**Requirements**: In the data below, find each line containing the string "mother" and return it.

= = =

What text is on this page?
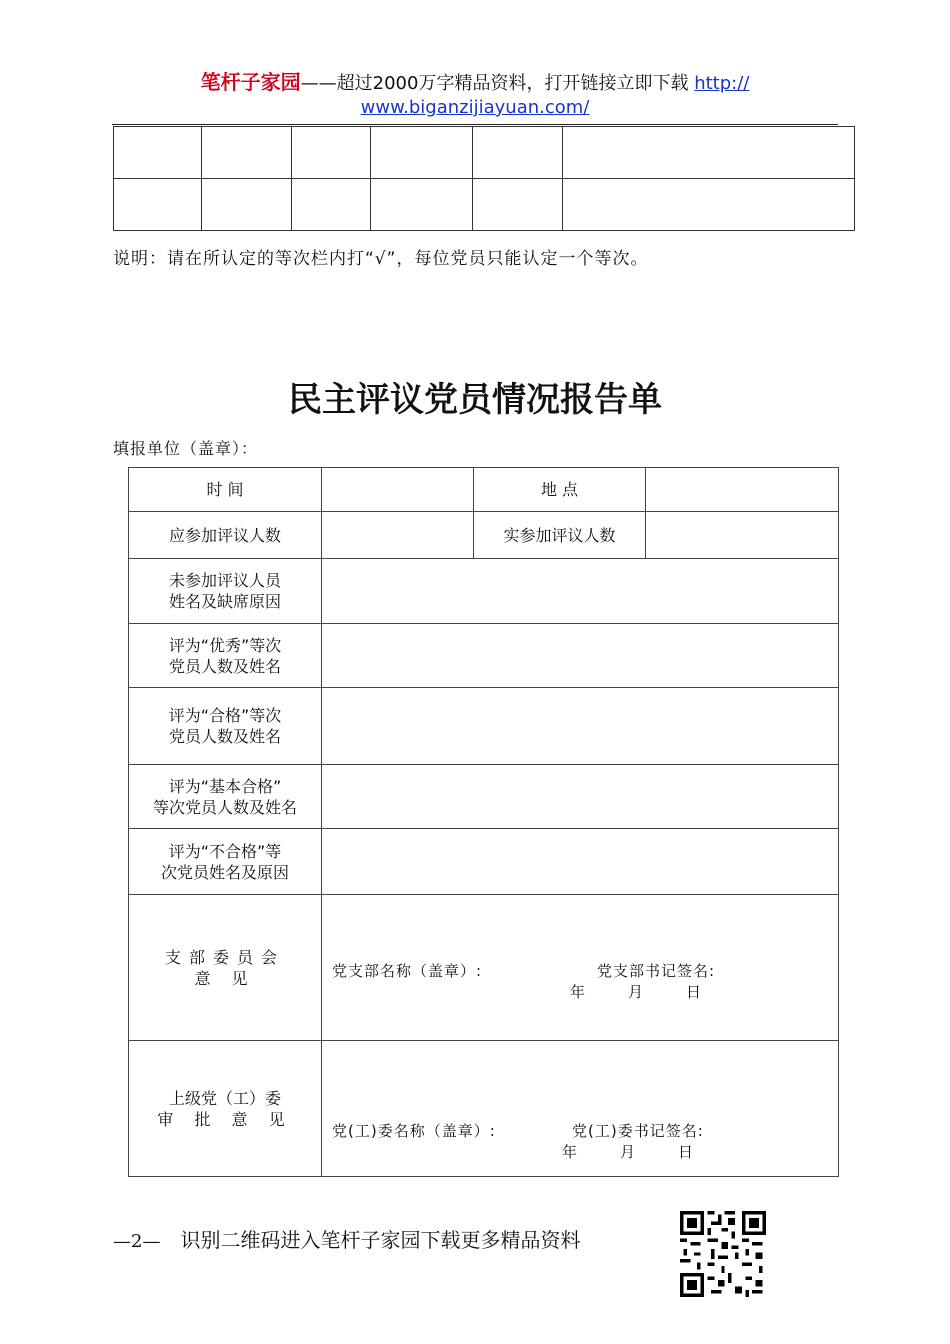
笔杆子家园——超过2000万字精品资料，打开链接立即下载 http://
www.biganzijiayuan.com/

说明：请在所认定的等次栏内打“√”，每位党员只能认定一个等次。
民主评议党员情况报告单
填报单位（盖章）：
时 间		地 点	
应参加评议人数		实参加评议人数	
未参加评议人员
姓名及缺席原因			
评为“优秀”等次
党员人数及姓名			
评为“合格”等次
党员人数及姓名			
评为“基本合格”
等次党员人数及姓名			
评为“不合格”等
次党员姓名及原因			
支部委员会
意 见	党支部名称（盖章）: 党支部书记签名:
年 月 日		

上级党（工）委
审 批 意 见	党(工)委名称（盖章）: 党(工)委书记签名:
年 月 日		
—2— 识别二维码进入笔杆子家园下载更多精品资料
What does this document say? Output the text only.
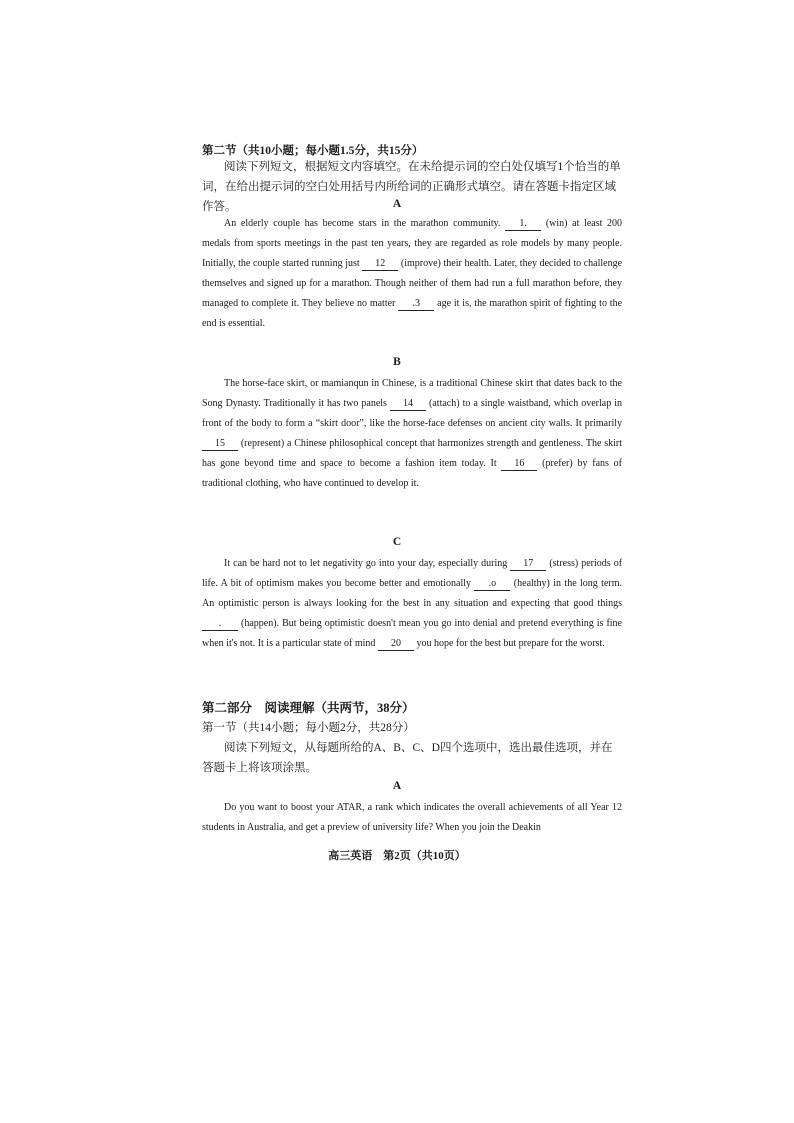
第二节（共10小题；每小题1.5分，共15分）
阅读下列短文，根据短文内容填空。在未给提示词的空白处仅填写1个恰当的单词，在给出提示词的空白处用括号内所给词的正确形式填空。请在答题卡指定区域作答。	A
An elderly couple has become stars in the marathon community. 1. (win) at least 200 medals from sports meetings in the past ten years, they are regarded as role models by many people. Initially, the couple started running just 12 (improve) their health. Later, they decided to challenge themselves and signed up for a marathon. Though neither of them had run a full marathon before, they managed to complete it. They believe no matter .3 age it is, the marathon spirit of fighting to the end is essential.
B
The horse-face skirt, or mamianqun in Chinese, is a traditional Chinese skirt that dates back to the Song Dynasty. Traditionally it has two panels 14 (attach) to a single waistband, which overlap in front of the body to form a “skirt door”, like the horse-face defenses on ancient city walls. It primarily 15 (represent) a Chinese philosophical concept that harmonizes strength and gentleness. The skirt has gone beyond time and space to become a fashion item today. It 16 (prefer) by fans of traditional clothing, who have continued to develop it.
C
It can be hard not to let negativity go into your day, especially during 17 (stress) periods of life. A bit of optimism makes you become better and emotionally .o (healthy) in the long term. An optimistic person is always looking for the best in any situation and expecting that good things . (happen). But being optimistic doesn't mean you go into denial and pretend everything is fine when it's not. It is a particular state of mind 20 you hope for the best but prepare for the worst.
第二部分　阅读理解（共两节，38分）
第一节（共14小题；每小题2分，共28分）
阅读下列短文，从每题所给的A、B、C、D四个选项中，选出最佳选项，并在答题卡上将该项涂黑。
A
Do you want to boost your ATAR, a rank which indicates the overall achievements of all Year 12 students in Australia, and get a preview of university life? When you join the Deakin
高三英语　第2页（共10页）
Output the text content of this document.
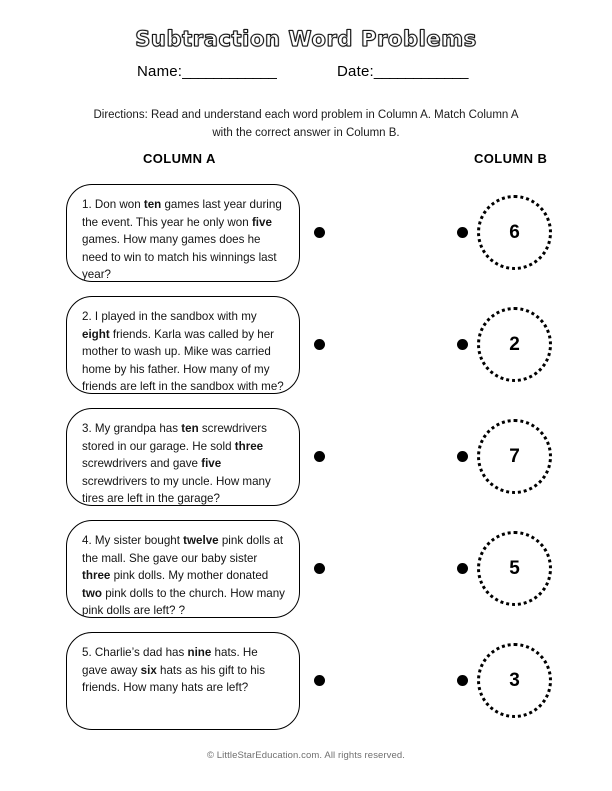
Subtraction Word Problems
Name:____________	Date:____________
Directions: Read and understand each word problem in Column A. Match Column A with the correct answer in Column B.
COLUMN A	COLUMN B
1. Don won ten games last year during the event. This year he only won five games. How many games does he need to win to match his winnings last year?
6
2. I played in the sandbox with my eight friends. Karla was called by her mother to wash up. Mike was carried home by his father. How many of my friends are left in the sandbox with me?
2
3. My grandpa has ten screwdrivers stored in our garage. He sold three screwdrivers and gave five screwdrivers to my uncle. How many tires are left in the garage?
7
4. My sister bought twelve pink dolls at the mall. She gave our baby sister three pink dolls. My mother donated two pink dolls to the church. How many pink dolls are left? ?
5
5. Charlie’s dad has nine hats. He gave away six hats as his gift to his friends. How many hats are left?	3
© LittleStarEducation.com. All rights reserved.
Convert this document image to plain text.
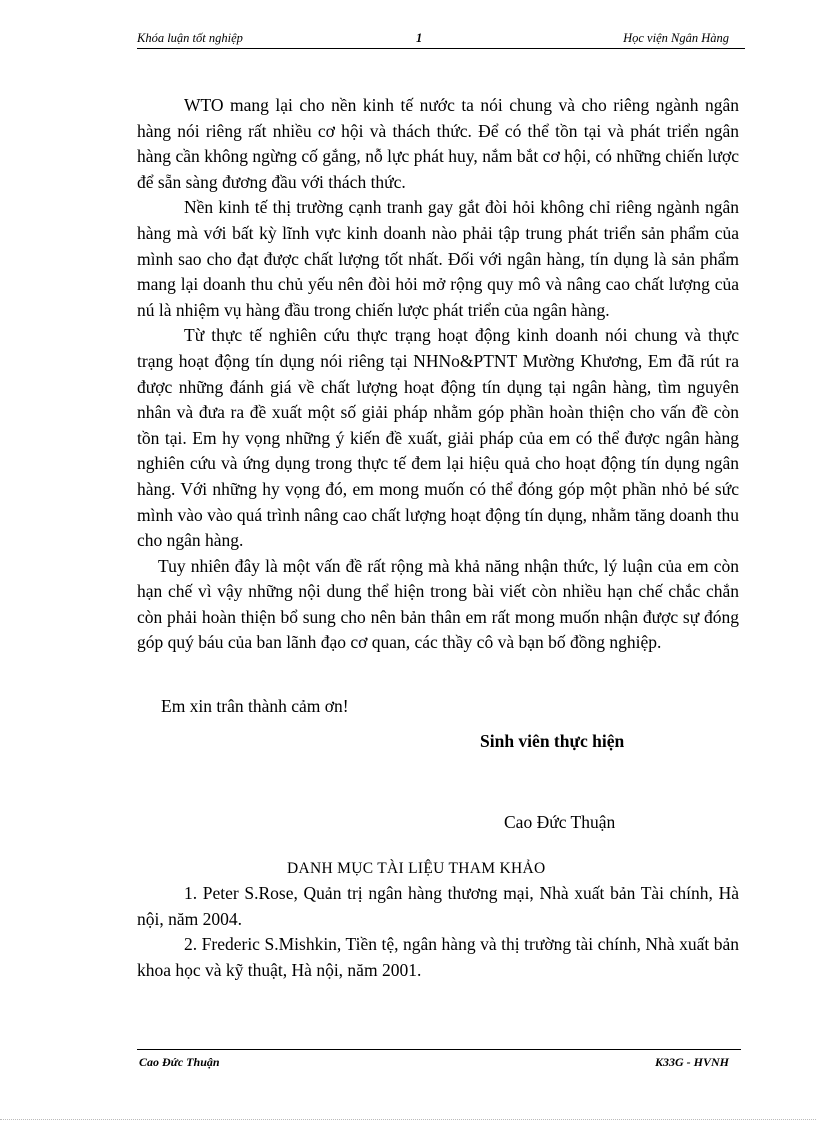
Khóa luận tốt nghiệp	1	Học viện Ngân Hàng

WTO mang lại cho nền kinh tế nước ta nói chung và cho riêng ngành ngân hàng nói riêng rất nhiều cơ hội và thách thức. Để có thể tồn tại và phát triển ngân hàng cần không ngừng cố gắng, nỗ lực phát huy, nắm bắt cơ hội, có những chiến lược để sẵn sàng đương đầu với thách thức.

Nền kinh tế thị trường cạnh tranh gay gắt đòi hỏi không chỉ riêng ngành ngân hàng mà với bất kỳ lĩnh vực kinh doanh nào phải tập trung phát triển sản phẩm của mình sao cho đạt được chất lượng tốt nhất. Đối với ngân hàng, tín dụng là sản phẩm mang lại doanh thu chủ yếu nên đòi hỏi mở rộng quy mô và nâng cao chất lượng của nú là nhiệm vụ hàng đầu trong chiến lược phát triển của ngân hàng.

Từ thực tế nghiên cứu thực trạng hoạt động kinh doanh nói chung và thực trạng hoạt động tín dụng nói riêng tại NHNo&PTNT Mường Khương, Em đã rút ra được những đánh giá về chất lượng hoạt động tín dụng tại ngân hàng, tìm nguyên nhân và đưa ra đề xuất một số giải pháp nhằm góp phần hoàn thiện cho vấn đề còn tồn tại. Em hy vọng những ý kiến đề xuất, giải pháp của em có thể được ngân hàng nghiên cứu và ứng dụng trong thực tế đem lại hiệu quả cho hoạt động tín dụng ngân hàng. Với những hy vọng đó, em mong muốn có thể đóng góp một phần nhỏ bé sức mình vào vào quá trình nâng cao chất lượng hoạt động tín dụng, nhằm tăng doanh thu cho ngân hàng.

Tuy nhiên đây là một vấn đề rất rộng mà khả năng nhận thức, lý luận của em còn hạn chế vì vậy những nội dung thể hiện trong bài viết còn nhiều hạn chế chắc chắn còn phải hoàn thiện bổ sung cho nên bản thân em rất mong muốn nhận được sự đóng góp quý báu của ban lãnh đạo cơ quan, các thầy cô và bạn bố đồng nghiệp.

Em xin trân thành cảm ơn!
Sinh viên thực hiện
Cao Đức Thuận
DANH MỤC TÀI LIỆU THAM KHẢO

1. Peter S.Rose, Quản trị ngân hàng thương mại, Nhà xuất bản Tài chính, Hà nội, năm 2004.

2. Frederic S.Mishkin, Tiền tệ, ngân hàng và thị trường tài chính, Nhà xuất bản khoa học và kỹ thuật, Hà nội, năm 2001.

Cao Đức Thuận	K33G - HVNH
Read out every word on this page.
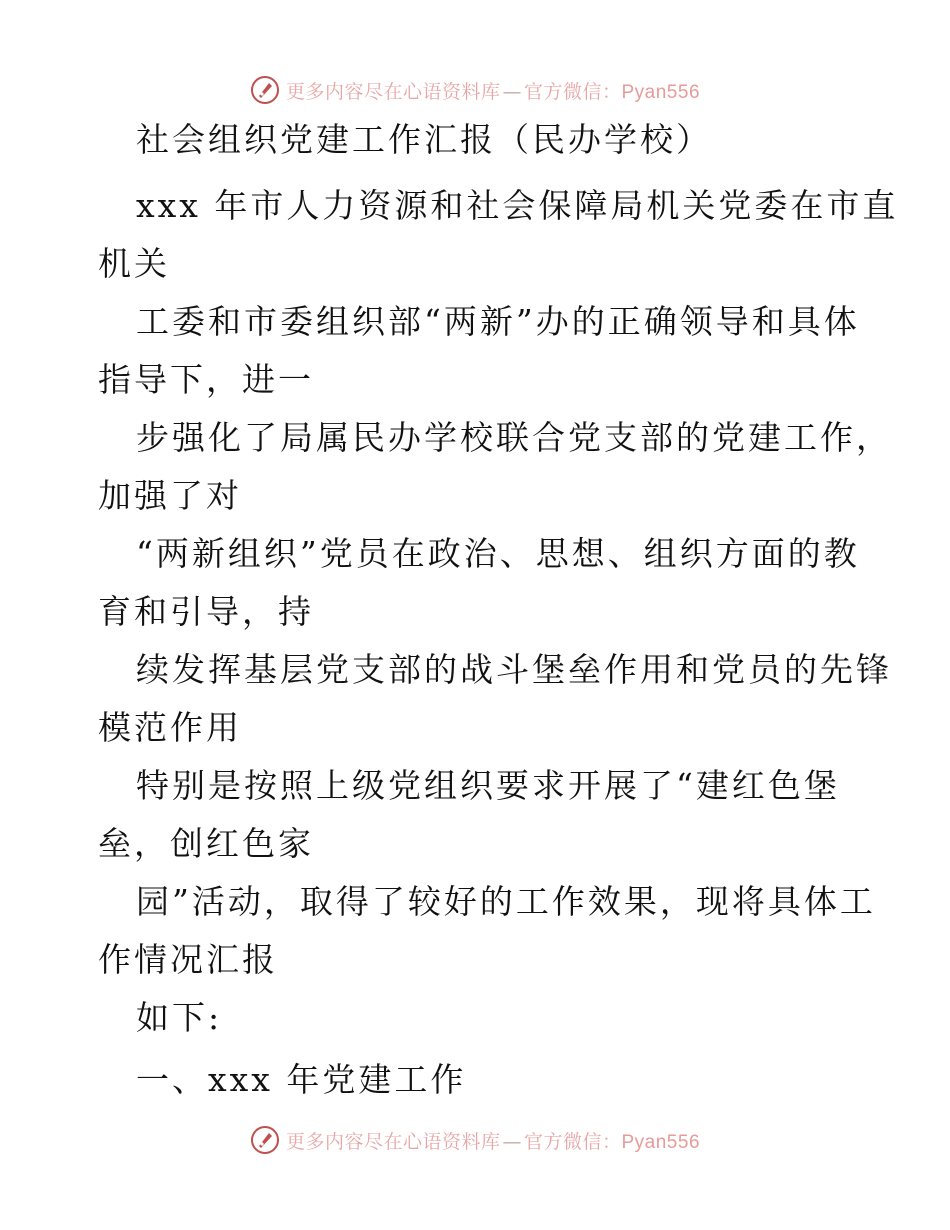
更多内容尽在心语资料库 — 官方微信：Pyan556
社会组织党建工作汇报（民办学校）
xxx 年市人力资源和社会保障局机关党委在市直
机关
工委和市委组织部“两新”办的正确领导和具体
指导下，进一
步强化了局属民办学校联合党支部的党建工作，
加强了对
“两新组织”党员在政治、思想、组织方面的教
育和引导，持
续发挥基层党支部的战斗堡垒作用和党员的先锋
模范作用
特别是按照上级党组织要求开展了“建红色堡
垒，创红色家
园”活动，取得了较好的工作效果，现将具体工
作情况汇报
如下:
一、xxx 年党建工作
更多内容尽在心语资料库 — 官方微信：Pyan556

= = =

**Written response**:
2. I played in the sandbox with my eight friends. Karla was called by her mother to wash up. Mike was carried home by his father. How many of my friends are left in the sandbox with me?
4. My sister bought twelve pink dolls at the mall. She gave our baby sister three pink dolls. My mother donated two pink dolls to the church. How many pink dolls are left? ?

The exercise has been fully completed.